The records that follow are to be repeated without alteration.
--- START ---
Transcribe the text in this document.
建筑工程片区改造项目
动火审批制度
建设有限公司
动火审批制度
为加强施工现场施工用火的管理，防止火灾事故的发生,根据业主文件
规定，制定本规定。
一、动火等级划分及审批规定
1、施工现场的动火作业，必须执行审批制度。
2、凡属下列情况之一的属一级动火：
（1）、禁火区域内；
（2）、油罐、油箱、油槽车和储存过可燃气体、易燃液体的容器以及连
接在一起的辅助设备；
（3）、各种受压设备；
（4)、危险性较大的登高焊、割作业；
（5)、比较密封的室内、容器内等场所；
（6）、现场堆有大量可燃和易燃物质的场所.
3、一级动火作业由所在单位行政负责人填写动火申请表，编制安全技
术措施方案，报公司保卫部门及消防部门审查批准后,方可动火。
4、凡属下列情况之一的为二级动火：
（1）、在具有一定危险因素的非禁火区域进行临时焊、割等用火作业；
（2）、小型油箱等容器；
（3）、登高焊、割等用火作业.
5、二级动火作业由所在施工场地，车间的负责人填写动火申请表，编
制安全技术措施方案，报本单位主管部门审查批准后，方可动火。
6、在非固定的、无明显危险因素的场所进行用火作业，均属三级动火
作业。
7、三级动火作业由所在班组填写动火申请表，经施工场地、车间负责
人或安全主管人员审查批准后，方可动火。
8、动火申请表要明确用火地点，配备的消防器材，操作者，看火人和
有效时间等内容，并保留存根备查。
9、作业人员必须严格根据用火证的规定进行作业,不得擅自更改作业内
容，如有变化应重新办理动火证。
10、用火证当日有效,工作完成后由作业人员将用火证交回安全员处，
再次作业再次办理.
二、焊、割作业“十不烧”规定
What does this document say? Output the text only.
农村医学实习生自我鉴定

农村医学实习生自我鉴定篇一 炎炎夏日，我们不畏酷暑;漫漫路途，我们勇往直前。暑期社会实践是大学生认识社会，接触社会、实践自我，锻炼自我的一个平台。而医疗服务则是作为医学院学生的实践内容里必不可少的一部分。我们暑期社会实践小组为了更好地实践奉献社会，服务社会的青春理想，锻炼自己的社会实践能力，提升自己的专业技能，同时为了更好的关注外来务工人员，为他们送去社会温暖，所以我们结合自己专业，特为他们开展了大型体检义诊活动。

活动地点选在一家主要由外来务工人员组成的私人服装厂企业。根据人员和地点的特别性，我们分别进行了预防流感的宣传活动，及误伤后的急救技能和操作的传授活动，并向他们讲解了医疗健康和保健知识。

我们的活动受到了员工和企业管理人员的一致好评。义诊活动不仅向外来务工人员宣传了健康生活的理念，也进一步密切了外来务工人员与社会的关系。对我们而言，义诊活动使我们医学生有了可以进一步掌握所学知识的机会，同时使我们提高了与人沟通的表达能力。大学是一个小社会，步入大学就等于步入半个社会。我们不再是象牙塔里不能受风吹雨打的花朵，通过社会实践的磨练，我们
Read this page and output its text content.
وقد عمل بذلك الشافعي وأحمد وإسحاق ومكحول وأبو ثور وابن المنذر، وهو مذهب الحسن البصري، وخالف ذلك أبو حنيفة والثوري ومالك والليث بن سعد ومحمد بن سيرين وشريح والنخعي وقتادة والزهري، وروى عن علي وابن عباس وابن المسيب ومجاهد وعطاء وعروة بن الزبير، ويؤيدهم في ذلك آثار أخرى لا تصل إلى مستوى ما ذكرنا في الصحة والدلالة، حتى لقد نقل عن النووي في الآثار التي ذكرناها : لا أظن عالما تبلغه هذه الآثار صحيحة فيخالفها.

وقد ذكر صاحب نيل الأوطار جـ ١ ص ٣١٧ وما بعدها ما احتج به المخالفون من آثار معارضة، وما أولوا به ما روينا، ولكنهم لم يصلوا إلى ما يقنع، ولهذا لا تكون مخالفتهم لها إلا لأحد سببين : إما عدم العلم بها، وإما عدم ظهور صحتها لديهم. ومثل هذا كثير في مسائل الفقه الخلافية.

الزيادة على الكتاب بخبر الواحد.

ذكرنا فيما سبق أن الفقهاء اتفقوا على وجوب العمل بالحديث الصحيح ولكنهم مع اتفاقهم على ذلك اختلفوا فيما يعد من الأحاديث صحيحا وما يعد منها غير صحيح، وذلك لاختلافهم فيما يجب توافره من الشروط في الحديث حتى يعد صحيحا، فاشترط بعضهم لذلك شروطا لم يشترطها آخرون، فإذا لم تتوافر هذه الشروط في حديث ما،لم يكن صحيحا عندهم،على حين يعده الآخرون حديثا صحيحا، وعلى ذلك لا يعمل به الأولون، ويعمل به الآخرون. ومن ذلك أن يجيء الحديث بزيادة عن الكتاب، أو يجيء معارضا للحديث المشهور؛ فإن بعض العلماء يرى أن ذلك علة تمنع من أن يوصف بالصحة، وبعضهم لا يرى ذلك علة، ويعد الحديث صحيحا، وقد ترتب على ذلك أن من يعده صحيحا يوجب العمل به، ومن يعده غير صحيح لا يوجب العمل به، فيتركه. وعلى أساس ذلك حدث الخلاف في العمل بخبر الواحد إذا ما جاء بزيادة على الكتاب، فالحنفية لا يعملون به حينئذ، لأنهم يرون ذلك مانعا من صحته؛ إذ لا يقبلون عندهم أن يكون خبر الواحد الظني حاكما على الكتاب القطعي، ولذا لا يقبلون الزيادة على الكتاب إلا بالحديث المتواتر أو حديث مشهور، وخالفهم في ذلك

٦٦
--- END ---
ANSWER IN FULL =>
Transcribe the text in this document.
建筑工程片区改造项目
动火审批制度
建设有限公司
动火审批制度
为加强施工现场施工用火的管理，防止火灾事故的发生,根据业主文件
规定，制定本规定。
一、动火等级划分及审批规定
1、施工现场的动火作业，必须执行审批制度。
2、凡属下列情况之一的属一级动火：
（1）、禁火区域内；
（2）、油罐、油箱、油槽车和储存过可燃气体、易燃液体的容器以及连
接在一起的辅助设备；
（3）、各种受压设备；
（4)、危险性较大的登高焊、割作业；
（5)、比较密封的室内、容器内等场所；
（6）、现场堆有大量可燃和易燃物质的场所.
3、一级动火作业由所在单位行政负责人填写动火申请表，编制安全技
术措施方案，报公司保卫部门及消防部门审查批准后,方可动火。
4、凡属下列情况之一的为二级动火：
（1）、在具有一定危险因素的非禁火区域进行临时焊、割等用火作业；
（2）、小型油箱等容器；
（3）、登高焊、割等用火作业.
5、二级动火作业由所在施工场地，车间的负责人填写动火申请表，编
制安全技术措施方案，报本单位主管部门审查批准后，方可动火。
6、在非固定的、无明显危险因素的场所进行用火作业，均属三级动火
作业。
7、三级动火作业由所在班组填写动火申请表，经施工场地、车间负责
人或安全主管人员审查批准后，方可动火。
8、动火申请表要明确用火地点，配备的消防器材，操作者，看火人和
有效时间等内容，并保留存根备查。
9、作业人员必须严格根据用火证的规定进行作业,不得擅自更改作业内
容，如有变化应重新办理动火证。
10、用火证当日有效,工作完成后由作业人员将用火证交回安全员处，
再次作业再次办理.
二、焊、割作业“十不烧”规定
What does this document say? Output the text only.
农村医学实习生自我鉴定

农村医学实习生自我鉴定篇一 炎炎夏日，我们不畏酷暑;漫漫路途，我们勇往直前。暑期社会实践是大学生认识社会，接触社会、实践自我，锻炼自我的一个平台。而医疗服务则是作为医学院学生的实践内容里必不可少的一部分。我们暑期社会实践小组为了更好地实践奉献社会，服务社会的青春理想，锻炼自己的社会实践能力，提升自己的专业技能，同时为了更好的关注外来务工人员，为他们送去社会温暖，所以我们结合自己专业，特为他们开展了大型体检义诊活动。

活动地点选在一家主要由外来务工人员组成的私人服装厂企业。根据人员和地点的特别性，我们分别进行了预防流感的宣传活动，及误伤后的急救技能和操作的传授活动，并向他们讲解了医疗健康和保健知识。

我们的活动受到了员工和企业管理人员的一致好评。义诊活动不仅向外来务工人员宣传了健康生活的理念，也进一步密切了外来务工人员与社会的关系。对我们而言，义诊活动使我们医学生有了可以进一步掌握所学知识的机会，同时使我们提高了与人沟通的表达能力。大学是一个小社会，步入大学就等于步入半个社会。我们不再是象牙塔里不能受风吹雨打的花朵，通过社会实践的磨练，我们
Read this page and output its text content.
وقد عمل بذلك الشافعي وأحمد وإسحاق ومكحول وأبو ثور وابن المنذر، وهو مذهب الحسن البصري، وخالف ذلك أبو حنيفة والثوري ومالك والليث بن سعد ومحمد بن سيرين وشريح والنخعي وقتادة والزهري، وروى عن علي وابن عباس وابن المسيب ومجاهد وعطاء وعروة بن الزبير، ويؤيدهم في ذلك آثار أخرى لا تصل إلى مستوى ما ذكرنا في الصحة والدلالة، حتى لقد نقل عن النووي في الآثار التي ذكرناها : لا أظن عالما تبلغه هذه الآثار صحيحة فيخالفها.

وقد ذكر صاحب نيل الأوطار جـ ١ ص ٣١٧ وما بعدها ما احتج به المخالفون من آثار معارضة، وما أولوا به ما روينا، ولكنهم لم يصلوا إلى ما يقنع، ولهذا لا تكون مخالفتهم لها إلا لأحد سببين : إما عدم العلم بها، وإما عدم ظهور صحتها لديهم. ومثل هذا كثير في مسائل الفقه الخلافية.

الزيادة على الكتاب بخبر الواحد.

ذكرنا فيما سبق أن الفقهاء اتفقوا على وجوب العمل بالحديث الصحيح ولكنهم مع اتفاقهم على ذلك اختلفوا فيما يعد من الأحاديث صحيحا وما يعد منها غير صحيح، وذلك لاختلافهم فيما يجب توافره من الشروط في الحديث حتى يعد صحيحا، فاشترط بعضهم لذلك شروطا لم يشترطها آخرون، فإذا لم تتوافر هذه الشروط في حديث ما،لم يكن صحيحا عندهم،على حين يعده الآخرون حديثا صحيحا، وعلى ذلك لا يعمل به الأولون، ويعمل به الآخرون. ومن ذلك أن يجيء الحديث بزيادة عن الكتاب، أو يجيء معارضا للحديث المشهور؛ فإن بعض العلماء يرى أن ذلك علة تمنع من أن يوصف بالصحة، وبعضهم لا يرى ذلك علة، ويعد الحديث صحيحا، وقد ترتب على ذلك أن من يعده صحيحا يوجب العمل به، ومن يعده غير صحيح لا يوجب العمل به، فيتركه. وعلى أساس ذلك حدث الخلاف في العمل بخبر الواحد إذا ما جاء بزيادة على الكتاب، فالحنفية لا يعملون به حينئذ، لأنهم يرون ذلك مانعا من صحته؛ إذ لا يقبلون عندهم أن يكون خبر الواحد الظني حاكما على الكتاب القطعي، ولذا لا يقبلون الزيادة على الكتاب إلا بالحديث المتواتر أو حديث مشهور، وخالفهم في ذلك

٦٦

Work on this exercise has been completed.